» **Task requirements**:
Return the listing below in full, with every line exactly as it is.

» **Records supplied**:
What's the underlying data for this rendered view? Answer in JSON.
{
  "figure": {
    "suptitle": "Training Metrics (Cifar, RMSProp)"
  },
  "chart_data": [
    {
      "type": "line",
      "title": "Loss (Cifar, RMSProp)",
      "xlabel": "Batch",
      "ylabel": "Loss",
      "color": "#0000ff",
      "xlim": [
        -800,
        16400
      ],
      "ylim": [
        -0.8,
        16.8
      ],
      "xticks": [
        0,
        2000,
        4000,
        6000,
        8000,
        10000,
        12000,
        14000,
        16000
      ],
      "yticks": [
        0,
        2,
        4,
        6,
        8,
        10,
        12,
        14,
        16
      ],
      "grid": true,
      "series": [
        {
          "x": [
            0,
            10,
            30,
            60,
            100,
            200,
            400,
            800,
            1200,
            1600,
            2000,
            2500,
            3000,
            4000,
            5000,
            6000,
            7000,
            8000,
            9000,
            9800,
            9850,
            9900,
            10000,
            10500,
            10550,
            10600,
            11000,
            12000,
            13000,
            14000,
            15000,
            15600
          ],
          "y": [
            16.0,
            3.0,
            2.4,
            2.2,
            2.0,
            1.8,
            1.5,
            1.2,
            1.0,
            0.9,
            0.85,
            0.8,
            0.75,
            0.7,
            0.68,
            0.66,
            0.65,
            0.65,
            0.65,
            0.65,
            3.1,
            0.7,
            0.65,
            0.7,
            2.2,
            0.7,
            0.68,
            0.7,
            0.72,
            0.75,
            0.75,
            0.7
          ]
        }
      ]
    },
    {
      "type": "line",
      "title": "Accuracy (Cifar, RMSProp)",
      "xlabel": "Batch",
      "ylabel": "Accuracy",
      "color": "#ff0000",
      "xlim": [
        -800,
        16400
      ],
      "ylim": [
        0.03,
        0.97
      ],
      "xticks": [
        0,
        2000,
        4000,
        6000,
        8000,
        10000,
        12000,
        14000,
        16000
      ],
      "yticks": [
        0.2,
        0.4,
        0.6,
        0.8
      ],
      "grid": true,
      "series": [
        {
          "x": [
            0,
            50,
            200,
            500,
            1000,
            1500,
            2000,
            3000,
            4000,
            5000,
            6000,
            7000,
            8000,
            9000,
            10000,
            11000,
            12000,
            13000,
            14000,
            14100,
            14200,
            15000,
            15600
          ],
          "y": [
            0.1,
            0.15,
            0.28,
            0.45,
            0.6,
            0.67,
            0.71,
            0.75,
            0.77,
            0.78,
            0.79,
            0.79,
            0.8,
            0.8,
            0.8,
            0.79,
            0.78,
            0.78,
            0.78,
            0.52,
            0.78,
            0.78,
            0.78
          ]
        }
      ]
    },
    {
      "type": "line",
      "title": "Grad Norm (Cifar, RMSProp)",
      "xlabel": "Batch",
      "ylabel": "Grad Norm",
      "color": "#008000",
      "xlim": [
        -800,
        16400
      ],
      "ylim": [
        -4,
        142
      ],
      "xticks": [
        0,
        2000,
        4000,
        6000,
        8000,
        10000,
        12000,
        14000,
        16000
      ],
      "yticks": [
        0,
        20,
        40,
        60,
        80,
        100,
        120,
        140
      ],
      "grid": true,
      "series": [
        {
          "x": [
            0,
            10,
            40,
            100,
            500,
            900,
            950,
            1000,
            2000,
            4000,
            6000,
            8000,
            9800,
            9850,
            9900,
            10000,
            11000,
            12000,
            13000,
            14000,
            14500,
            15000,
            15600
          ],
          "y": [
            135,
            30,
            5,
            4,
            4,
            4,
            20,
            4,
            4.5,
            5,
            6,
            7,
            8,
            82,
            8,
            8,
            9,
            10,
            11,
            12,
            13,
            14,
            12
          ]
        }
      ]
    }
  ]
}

» **Output below**:
What's the underlying data for this rendered view? Answer in JSON.
{
  "figure": {
    "suptitle": "Training Metrics (Cifar, RMSProp)"
  },
  "chart_data": [
    {
      "type": "line",
      "title": "Loss (Cifar, RMSProp)",
      "xlabel": "Batch",
      "ylabel": "Loss",
      "color": "#0000ff",
      "xlim": [
        -800,
        16400
      ],
      "ylim": [
        -0.8,
        16.8
      ],
      "xticks": [
        0,
        2000,
        4000,
        6000,
        8000,
        10000,
        12000,
        14000,
        16000
      ],
      "yticks": [
        0,
        2,
        4,
        6,
        8,
        10,
        12,
        14,
        16
      ],
      "grid": true,
      "series": [
        {
          "x": [
            0,
            10,
            30,
            60,
            100,
            200,
            400,
            800,
            1200,
            1600,
            2000,
            2500,
            3000,
            4000,
            5000,
            6000,
            7000,
            8000,
            9000,
            9800,
            9850,
            9900,
            10000,
            10500,
            10550,
            10600,
            11000,
            12000,
            13000,
            14000,
            15000,
            15600
          ],
          "y": [
            16.0,
            3.0,
            2.4,
            2.2,
            2.0,
            1.8,
            1.5,
            1.2,
            1.0,
            0.9,
            0.85,
            0.8,
            0.75,
            0.7,
            0.68,
            0.66,
            0.65,
            0.65,
            0.65,
            0.65,
            3.1,
            0.7,
            0.65,
            0.7,
            2.2,
            0.7,
            0.68,
            0.7,
            0.72,
            0.75,
            0.75,
            0.7
          ]
        }
      ]
    },
    {
      "type": "line",
      "title": "Accuracy (Cifar, RMSProp)",
      "xlabel": "Batch",
      "ylabel": "Accuracy",
      "color": "#ff0000",
      "xlim": [
        -800,
        16400
      ],
      "ylim": [
        0.03,
        0.97
      ],
      "xticks": [
        0,
        2000,
        4000,
        6000,
        8000,
        10000,
        12000,
        14000,
        16000
      ],
      "yticks": [
        0.2,
        0.4,
        0.6,
        0.8
      ],
      "grid": true,
      "series": [
        {
          "x": [
            0,
            50,
            200,
            500,
            1000,
            1500,
            2000,
            3000,
            4000,
            5000,
            6000,
            7000,
            8000,
            9000,
            10000,
            11000,
            12000,
            13000,
            14000,
            14100,
            14200,
            15000,
            15600
          ],
          "y": [
            0.1,
            0.15,
            0.28,
            0.45,
            0.6,
            0.67,
            0.71,
            0.75,
            0.77,
            0.78,
            0.79,
            0.79,
            0.8,
            0.8,
            0.8,
            0.79,
            0.78,
            0.78,
            0.78,
            0.52,
            0.78,
            0.78,
            0.78
          ]
        }
      ]
    },
    {
      "type": "line",
      "title": "Grad Norm (Cifar, RMSProp)",
      "xlabel": "Batch",
      "ylabel": "Grad Norm",
      "color": "#008000",
      "xlim": [
        -800,
        16400
      ],
      "ylim": [
        -4,
        142
      ],
      "xticks": [
        0,
        2000,
        4000,
        6000,
        8000,
        10000,
        12000,
        14000,
        16000
      ],
      "yticks": [
        0,
        20,
        40,
        60,
        80,
        100,
        120,
        140
      ],
      "grid": true,
      "series": [
        {
          "x": [
            0,
            10,
            40,
            100,
            500,
            900,
            950,
            1000,
            2000,
            4000,
            6000,
            8000,
            9800,
            9850,
            9900,
            10000,
            11000,
            12000,
            13000,
            14000,
            14500,
            15000,
            15600
          ],
          "y": [
            135,
            30,
            5,
            4,
            4,
            4,
            20,
            4,
            4.5,
            5,
            6,
            7,
            8,
            82,
            8,
            8,
            9,
            10,
            11,
            12,
            13,
            14,
            12
          ]
        }
      ]
    }
  ]
}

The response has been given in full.